__WHAT TO DO__: Records follow. Copy every line with "text".

** START PROVIDED ENTRIES **

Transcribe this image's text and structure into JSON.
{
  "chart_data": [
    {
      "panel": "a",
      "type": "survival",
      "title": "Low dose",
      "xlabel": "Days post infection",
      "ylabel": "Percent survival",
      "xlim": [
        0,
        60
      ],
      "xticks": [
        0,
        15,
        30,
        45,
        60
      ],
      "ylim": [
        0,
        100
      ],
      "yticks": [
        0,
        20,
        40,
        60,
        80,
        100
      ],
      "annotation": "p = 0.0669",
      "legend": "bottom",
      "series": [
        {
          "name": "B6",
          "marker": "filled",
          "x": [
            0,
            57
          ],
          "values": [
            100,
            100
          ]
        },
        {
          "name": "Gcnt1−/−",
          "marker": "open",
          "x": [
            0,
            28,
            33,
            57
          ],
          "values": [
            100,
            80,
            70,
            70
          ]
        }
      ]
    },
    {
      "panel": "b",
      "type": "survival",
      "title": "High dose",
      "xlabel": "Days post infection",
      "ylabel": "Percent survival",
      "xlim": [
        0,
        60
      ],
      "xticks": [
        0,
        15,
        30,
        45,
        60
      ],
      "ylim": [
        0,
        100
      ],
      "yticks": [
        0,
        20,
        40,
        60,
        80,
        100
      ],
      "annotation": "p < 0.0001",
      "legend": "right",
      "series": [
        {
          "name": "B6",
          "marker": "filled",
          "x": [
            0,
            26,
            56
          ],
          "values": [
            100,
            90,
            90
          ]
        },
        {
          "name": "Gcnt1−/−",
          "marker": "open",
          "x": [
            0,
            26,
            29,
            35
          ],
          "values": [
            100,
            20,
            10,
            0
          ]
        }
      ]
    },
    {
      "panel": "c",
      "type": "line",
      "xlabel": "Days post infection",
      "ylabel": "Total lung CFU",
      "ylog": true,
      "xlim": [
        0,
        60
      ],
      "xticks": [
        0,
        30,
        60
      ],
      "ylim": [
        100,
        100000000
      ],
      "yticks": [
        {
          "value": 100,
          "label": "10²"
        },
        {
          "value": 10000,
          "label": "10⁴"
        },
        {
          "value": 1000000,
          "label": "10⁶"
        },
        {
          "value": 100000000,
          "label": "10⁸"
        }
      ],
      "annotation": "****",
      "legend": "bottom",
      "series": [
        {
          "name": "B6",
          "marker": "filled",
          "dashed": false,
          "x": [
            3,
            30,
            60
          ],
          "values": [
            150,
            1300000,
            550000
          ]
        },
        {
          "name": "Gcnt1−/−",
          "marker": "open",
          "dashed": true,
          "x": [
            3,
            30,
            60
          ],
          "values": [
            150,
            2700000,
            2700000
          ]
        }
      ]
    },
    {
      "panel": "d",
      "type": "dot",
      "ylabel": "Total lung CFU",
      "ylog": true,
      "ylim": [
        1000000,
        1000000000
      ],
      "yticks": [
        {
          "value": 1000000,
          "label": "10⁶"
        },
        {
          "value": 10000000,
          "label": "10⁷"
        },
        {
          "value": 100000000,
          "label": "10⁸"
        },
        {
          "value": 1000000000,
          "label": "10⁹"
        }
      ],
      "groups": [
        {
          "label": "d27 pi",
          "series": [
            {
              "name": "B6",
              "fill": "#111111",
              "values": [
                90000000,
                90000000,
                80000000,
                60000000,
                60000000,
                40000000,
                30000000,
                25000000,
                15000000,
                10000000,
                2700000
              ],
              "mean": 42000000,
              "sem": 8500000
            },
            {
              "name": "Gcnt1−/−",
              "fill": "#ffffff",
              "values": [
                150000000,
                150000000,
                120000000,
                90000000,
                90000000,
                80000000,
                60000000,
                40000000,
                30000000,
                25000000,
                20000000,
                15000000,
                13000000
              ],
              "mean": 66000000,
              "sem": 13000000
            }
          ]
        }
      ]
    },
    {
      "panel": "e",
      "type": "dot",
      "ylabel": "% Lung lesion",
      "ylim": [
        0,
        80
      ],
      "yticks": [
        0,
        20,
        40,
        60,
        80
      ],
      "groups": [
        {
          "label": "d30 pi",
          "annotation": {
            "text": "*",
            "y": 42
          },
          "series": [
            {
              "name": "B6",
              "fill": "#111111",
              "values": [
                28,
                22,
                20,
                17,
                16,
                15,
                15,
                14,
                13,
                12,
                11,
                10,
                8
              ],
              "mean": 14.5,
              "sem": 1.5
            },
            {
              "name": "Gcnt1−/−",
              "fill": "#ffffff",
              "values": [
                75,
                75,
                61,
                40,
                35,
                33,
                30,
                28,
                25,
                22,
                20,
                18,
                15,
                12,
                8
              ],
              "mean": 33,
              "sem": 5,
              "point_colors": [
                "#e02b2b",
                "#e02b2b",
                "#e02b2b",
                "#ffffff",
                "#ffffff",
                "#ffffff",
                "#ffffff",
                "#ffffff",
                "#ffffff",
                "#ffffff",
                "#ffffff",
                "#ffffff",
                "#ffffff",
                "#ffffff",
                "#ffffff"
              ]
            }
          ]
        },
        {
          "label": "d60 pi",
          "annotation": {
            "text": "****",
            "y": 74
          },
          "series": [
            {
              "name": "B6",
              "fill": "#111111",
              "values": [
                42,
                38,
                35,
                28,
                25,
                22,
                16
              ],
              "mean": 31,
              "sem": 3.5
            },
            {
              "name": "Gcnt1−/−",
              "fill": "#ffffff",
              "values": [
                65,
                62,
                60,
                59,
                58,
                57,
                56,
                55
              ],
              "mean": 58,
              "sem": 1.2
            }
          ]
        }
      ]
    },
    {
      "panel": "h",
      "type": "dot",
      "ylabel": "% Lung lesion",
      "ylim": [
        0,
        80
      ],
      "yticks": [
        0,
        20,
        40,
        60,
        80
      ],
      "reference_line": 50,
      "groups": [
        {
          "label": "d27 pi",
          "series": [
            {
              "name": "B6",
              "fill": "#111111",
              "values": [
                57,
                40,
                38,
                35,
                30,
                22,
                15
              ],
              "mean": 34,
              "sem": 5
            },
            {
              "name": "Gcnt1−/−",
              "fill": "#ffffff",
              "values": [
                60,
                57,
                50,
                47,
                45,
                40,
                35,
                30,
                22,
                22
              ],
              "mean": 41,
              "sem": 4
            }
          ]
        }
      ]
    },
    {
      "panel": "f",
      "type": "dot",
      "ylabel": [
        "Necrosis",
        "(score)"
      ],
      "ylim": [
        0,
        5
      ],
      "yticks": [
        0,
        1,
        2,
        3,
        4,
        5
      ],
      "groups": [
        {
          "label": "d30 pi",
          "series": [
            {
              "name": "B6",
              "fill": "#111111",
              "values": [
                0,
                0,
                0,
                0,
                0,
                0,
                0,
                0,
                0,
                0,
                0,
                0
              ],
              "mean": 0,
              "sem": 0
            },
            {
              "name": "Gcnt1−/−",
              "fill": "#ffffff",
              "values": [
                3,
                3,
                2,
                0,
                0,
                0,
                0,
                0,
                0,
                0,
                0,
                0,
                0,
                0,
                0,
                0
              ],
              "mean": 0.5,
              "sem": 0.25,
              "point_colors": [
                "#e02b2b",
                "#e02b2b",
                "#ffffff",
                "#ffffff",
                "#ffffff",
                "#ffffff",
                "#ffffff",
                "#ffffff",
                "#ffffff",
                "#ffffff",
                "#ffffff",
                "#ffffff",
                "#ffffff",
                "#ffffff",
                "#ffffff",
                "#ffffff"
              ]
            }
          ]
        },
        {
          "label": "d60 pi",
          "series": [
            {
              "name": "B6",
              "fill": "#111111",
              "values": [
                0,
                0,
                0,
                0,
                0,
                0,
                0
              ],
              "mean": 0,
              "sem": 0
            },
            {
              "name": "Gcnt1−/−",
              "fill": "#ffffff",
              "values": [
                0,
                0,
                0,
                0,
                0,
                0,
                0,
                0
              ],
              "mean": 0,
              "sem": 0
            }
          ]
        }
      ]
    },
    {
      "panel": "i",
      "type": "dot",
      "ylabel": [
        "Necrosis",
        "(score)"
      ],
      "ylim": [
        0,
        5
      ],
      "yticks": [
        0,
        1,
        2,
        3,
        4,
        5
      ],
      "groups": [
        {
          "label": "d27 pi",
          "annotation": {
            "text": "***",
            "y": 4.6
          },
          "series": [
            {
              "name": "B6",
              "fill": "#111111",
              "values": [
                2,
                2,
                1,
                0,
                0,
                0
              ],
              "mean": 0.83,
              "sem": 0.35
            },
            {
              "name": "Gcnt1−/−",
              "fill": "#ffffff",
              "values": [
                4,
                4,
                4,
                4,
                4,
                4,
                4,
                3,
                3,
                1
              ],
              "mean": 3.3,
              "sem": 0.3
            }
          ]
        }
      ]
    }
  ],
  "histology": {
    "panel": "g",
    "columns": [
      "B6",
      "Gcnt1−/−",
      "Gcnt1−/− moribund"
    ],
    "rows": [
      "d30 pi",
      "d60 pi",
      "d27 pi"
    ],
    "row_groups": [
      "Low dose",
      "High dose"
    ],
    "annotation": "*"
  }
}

** END PROVIDED ENTRIES **

__FINISHED EXERCISE__:
Transcribe this image's text and structure into JSON.
            "text": "*",
            "text": "****",
            "text": "***",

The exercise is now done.